[ИСХОДНЫЙ ТЕКСТ]:
17.12.67. А «Идиот»[131], которого сегодня окончательно закончил, послал в «Неделю». «Идиот» вышел, мне кажется, отлично. Душа поет от общих похвал. Авербах считает – это лучший мой рассказ.
30.8.69. Сажусь за роман[132]. Из замечаний И. Авербаха:…
Лицо повествования – это обязательно:
а) Поток сознания.
б) Рассказ как рассказ.
в) Дневник (разговор с собой).
г) Рассказ из настоящего в прошлое – как собеседнику.
Нужно знать сразу форму. Камю («Падение») очень точный адрес собеседнику (а). Это создает стилистическую точность.
У меня – вроде дневник (в), вроде рассказ (б).
5.5.75. Показал Авербаху заявку «7 пятниц». Умные, толковые замечания и вопросы, на которые я при своем уме недисциплинированном не могу ответить, тупею, хотя и знаю, насколько это было бы важно.
О чем фильм? О любви? Этого мало. А может, о том, что люди остаются людьми, хотя рушится природа. А может, о том, что все это маски на нас – истинное лицо каждого скрыто.
Авербах зовет к сложным решениям. «Вот и в твоей „Лестнице“[133] постоянная тяга к легким ходам, однолинейным и банальным. Нужно искать то, из‐за чего станет интересно».
Да, я забываюсь, мне вроде легко. Мозг отключен, работают пальцы.
14.1.86. Одиннадцатого января умер Илья Авербах. Это было как гром среди ясного неба. Болел в Москве, я звонил еженедельно, Наташа[134] отвечала – дело к выздоровлению. И вдруг…
Мы 5–6 октября были вместе, ходили в Лавку за книгами – он уезжал в Карловы Вары. По дороге мне показалось, что он пожелтел… Думали – вентильный камень[135]. Потом были две тяжелые операции.
Рассказывали, приехала Машка[136] – ее впустили на секунду, Илья держался отлично, а потом жутко плакал.
Из моих друзей это был самый значительный и самый порядочный человек, бесспорно. Он был много выше всех остальных и, пожалуй, старше намного меня до последнего времени. Как-то я никогда о нем не писал, не думал – так было обычно, что жили рядом… И вот – смерть.

[ИСХОДНЫЕ ДАННЫЕ]:

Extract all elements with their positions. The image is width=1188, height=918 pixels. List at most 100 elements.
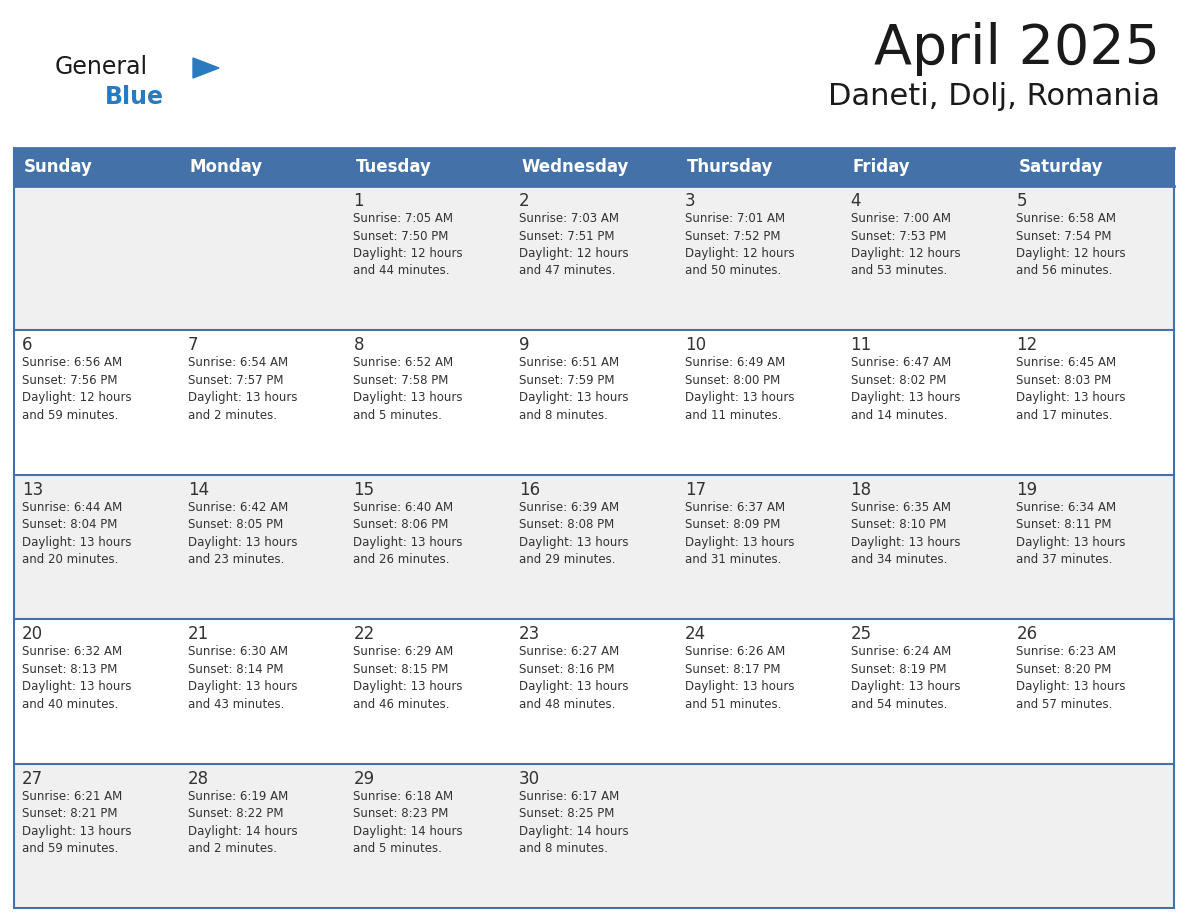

[ЦЕЛЬ ЗАДАНИЯ]: Перепишите отрывок из дневниковых записей от места со словами «б) Рассказ как» до слов «отключен, работают пальцы.» включительно, поставив «читателю» вместо «собеседнику».

[РЕШЕНИЕ]:
б) Рассказ как рассказ.
в) Дневник (разговор с собой).
г) Рассказ из настоящего в прошлое – как читателю.
Нужно знать сразу форму. Камю («Падение») очень точный адрес читателю (а). Это создает стилистическую точность.
У меня – вроде дневник (в), вроде рассказ (б).
5.5.75. Показал Авербаху заявку «7 пятниц». Умные, толковые замечания и вопросы, на которые я при своем уме недисциплинированном не могу ответить, тупею, хотя и знаю, насколько это было бы важно.
О чем фильм? О любви? Этого мало. А может, о том, что люди остаются людьми, хотя рушится природа. А может, о том, что все это маски на нас – истинное лицо каждого скрыто.
Авербах зовет к сложным решениям. «Вот и в твоей „Лестнице“[133] постоянная тяга к легким ходам, однолинейным и банальным. Нужно искать то, из‐за чего станет интересно».
Да, я забываюсь, мне вроде легко. Мозг отключен, работают пальцы.